━━━ INFORMATION SUPPLIED
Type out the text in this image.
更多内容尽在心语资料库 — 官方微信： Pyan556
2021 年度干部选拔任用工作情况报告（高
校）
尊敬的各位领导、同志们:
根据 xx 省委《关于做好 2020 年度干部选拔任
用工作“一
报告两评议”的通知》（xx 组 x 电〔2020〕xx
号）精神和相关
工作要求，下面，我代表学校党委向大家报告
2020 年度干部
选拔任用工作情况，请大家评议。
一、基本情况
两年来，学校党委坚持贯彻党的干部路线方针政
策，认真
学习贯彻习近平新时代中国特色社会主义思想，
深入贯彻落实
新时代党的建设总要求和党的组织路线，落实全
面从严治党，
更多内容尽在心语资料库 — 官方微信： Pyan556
━━━━━━
━━━ INFORMATION SUPPLIED
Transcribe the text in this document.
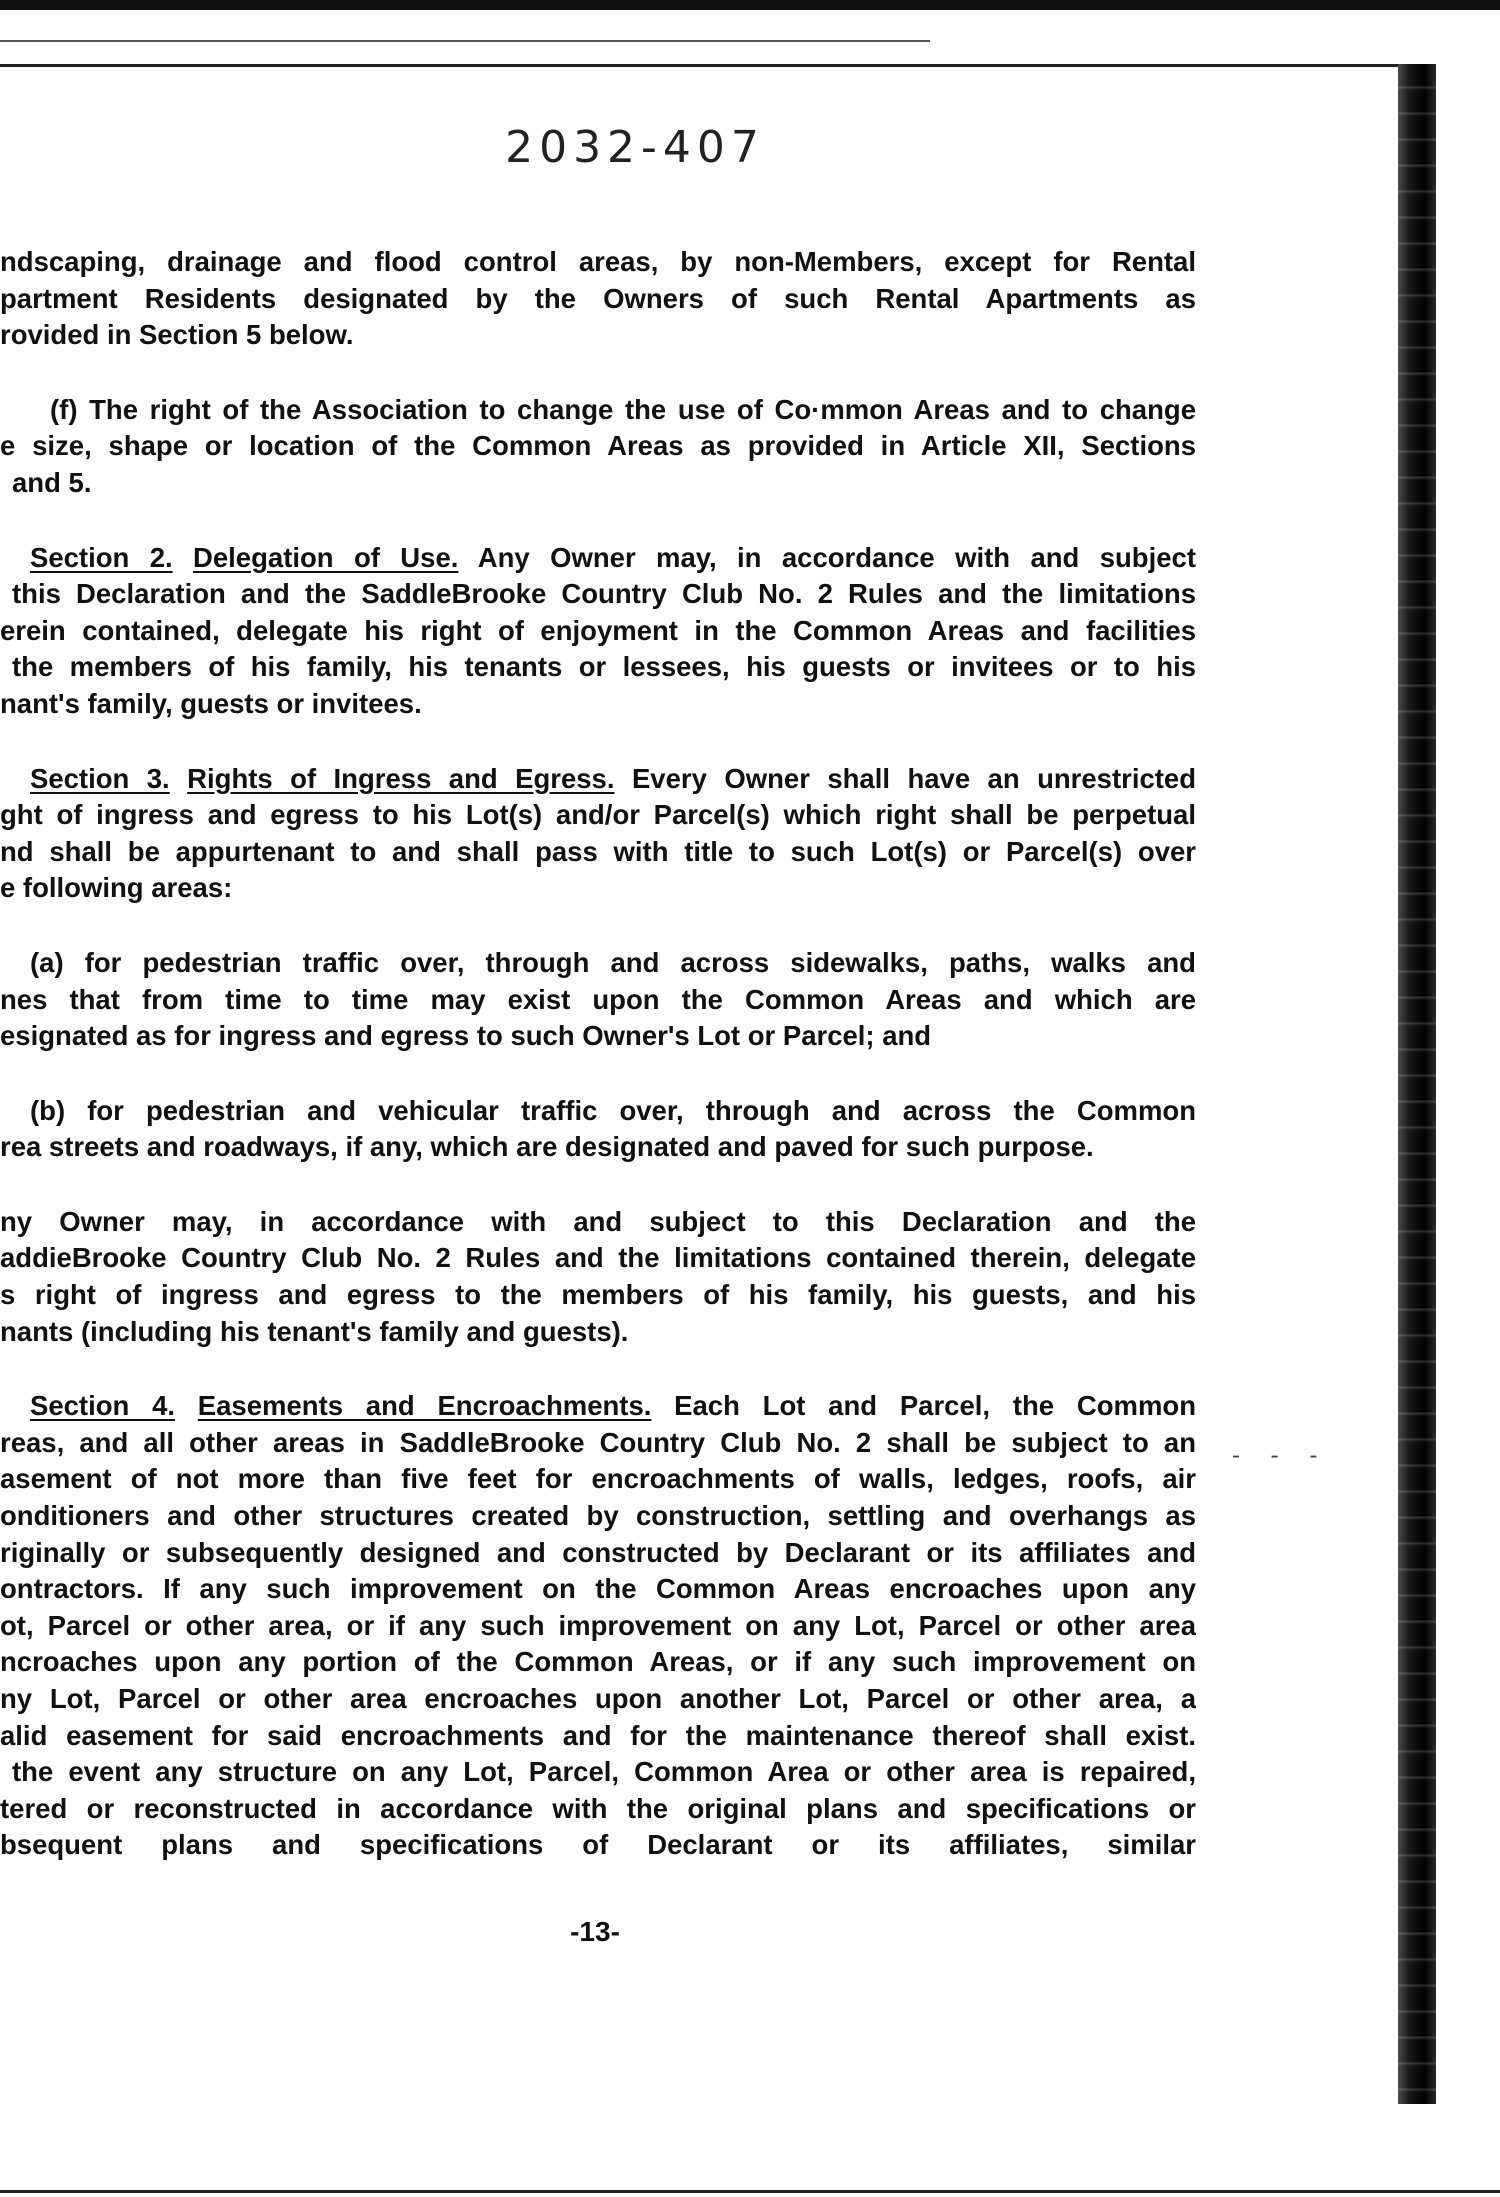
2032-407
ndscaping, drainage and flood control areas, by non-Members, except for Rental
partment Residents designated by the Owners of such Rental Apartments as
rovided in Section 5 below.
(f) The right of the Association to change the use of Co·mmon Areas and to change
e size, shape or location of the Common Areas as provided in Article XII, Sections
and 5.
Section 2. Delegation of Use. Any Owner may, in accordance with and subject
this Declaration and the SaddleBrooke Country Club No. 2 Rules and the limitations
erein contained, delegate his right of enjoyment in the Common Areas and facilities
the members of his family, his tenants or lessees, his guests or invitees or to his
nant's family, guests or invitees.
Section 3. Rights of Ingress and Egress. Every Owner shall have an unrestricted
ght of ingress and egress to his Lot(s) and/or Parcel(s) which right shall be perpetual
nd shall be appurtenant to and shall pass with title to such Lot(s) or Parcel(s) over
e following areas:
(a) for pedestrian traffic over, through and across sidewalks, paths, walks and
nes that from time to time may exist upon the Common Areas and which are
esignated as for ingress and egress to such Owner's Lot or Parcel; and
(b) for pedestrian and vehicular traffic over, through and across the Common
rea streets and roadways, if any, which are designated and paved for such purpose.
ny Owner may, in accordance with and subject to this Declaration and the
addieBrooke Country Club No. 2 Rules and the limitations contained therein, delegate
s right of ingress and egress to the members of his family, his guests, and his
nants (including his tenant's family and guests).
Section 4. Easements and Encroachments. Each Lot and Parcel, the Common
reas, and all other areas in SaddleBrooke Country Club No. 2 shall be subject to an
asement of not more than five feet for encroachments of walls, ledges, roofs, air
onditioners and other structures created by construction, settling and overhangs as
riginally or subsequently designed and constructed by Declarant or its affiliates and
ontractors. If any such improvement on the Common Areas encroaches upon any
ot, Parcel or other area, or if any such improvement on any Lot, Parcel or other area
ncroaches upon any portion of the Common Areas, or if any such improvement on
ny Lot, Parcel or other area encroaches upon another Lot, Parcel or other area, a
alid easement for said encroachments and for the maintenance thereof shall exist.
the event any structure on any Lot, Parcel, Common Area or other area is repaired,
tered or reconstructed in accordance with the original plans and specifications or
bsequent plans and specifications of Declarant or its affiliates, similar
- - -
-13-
━━━━━━
List every line above that contains the word "accordance".

### FINISHED EXERCISE
Section 2. Delegation of Use. Any Owner may, in accordance with and subject
ny Owner may, in accordance with and subject to this Declaration and the
tered or reconstructed in accordance with the original plans and specifications or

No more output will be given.